__STATED GOAL__
Among the entries, which lines carry the string "style"? Copy each of them.
-=-=-=-=-
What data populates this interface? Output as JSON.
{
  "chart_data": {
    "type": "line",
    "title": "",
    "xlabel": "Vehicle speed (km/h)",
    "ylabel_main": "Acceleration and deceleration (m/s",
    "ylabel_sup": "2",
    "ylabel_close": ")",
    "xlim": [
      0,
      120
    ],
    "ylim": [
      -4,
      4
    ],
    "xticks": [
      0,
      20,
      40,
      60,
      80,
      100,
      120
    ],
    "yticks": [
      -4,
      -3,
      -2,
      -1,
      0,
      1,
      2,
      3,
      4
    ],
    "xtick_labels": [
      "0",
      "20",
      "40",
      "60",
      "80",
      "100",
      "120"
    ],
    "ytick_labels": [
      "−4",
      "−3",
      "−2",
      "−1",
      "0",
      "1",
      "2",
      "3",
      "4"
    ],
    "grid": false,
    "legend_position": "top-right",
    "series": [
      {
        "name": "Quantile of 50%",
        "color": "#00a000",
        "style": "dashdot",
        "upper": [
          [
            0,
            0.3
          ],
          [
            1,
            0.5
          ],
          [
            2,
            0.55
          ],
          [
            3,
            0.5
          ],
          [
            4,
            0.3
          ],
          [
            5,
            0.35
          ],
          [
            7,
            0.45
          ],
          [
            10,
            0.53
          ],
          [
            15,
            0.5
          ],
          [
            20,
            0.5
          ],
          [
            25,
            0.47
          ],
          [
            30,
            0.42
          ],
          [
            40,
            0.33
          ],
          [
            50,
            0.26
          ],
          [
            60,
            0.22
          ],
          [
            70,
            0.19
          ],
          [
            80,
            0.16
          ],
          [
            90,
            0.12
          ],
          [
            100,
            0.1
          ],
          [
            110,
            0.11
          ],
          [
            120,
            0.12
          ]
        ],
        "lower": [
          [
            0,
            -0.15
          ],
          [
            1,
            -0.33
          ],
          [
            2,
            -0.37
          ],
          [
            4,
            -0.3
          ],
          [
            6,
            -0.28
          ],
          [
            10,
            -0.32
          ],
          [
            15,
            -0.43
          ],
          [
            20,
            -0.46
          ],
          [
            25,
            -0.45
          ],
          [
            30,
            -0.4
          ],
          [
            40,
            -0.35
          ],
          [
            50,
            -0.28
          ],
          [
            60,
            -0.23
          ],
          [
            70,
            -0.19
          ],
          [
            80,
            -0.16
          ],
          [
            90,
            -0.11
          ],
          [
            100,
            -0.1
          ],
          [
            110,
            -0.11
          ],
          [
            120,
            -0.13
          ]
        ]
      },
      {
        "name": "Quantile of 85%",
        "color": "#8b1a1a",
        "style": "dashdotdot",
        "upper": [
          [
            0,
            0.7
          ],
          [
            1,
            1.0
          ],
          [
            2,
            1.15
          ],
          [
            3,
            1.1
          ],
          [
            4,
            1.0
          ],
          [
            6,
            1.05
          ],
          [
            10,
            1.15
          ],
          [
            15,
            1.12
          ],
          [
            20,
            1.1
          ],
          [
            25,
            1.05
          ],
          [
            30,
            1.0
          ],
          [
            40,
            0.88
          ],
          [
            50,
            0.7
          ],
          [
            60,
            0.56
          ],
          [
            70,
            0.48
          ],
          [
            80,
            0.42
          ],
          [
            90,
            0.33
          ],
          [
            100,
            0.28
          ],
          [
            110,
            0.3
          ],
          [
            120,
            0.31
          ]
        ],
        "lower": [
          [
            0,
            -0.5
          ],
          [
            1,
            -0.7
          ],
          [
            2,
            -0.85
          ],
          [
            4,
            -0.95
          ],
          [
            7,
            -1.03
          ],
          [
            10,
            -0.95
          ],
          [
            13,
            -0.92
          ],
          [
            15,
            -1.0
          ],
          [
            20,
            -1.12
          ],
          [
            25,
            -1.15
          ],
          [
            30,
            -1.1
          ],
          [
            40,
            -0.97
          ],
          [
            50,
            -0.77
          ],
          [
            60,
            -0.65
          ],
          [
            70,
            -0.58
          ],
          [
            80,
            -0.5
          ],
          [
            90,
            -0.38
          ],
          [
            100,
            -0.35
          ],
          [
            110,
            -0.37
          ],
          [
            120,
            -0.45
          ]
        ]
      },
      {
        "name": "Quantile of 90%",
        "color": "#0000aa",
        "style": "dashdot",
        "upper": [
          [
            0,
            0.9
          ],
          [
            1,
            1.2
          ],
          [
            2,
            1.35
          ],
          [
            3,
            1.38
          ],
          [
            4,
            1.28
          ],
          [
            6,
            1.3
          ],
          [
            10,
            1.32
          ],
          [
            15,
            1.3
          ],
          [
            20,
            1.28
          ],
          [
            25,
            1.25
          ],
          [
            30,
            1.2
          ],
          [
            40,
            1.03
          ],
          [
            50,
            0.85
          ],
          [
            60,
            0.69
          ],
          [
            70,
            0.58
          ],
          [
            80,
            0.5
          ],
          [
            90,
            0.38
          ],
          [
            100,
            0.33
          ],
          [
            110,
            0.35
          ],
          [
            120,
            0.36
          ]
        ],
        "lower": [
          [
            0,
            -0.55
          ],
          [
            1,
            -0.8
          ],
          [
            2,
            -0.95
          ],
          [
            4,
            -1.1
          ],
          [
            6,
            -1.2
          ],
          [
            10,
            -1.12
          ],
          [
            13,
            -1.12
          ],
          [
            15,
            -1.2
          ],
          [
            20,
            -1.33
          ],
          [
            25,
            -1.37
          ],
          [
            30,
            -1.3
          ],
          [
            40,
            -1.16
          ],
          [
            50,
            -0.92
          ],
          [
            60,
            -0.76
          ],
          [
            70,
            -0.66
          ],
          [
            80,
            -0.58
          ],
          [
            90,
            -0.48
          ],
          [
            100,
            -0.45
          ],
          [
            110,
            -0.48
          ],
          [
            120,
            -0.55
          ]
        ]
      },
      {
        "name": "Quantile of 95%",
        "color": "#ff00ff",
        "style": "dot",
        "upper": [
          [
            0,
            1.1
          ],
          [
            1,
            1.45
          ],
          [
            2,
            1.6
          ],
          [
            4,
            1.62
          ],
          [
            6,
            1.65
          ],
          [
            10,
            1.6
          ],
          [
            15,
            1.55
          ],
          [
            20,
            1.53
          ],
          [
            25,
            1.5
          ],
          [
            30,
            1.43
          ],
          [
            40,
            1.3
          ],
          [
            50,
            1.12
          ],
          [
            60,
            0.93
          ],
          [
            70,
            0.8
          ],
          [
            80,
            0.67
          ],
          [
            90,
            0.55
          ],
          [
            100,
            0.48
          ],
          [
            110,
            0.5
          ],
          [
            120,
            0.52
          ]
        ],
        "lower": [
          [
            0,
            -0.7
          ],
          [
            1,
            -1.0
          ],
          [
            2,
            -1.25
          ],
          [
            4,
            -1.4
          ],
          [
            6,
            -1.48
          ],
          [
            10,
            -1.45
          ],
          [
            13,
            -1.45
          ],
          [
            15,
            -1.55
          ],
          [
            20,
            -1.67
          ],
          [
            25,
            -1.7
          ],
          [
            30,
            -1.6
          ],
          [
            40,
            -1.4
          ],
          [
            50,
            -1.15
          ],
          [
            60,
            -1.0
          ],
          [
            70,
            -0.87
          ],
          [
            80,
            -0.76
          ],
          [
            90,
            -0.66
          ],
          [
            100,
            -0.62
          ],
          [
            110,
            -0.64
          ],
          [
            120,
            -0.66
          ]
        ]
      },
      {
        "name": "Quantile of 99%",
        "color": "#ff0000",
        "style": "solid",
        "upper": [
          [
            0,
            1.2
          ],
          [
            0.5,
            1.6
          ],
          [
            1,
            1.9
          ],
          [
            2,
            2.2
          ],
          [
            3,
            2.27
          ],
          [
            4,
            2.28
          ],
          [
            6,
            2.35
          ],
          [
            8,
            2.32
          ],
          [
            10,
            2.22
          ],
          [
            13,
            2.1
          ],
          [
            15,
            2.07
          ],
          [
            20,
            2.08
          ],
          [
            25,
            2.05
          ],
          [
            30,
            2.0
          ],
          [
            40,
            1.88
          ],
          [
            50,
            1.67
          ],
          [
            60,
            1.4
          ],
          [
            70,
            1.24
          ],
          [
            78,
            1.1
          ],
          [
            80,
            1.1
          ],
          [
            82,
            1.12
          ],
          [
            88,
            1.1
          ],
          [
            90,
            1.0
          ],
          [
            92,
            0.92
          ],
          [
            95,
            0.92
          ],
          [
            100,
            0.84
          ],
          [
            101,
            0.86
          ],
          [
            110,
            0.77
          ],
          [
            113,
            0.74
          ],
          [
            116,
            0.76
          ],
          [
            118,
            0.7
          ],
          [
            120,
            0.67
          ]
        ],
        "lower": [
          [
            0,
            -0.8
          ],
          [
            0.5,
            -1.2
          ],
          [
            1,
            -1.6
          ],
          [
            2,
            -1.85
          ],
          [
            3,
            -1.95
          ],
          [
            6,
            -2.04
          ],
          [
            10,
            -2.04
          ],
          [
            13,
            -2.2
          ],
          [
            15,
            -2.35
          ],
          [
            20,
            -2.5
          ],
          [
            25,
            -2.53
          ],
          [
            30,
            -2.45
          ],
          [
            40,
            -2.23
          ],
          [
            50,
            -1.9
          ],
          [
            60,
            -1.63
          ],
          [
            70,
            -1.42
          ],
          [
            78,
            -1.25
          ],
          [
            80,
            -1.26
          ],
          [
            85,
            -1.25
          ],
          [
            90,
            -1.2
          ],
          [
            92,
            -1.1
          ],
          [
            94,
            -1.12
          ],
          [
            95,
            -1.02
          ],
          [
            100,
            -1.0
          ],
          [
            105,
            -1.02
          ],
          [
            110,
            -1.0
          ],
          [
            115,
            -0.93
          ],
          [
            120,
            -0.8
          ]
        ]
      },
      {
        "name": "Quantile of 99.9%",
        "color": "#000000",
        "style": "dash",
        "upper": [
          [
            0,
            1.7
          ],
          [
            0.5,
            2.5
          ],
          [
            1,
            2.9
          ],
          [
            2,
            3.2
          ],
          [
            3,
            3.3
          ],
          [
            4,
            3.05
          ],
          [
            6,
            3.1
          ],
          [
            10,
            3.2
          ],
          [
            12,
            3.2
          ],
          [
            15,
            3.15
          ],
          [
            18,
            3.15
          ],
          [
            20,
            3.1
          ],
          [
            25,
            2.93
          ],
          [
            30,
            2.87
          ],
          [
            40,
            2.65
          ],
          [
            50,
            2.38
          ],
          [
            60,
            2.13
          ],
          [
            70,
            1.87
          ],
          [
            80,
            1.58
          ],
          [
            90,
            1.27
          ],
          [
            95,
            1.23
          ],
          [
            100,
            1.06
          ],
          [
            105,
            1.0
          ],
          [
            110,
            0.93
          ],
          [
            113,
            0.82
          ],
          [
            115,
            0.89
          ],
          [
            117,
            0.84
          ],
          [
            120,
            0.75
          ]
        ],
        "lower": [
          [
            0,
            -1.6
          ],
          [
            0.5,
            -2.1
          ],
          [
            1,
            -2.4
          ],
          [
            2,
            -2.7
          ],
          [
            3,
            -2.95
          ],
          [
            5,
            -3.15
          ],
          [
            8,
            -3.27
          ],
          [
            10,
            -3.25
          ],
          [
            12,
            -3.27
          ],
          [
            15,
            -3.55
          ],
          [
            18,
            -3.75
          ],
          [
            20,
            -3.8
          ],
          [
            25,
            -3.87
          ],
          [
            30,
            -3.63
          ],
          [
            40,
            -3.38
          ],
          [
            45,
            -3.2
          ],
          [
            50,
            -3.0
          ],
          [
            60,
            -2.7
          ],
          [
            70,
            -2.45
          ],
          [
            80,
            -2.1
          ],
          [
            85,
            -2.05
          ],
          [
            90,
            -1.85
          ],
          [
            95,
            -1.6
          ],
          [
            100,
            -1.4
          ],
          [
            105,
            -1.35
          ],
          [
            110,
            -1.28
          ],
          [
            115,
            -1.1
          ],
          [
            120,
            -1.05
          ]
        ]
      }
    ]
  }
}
-=-=-=-=-
__CORRECT ANSWER__
        "style": "dashdot",
        "style": "dashdotdot",
        "style": "dashdot",
        "style": "dot",
        "style": "solid",
        "style": "dash",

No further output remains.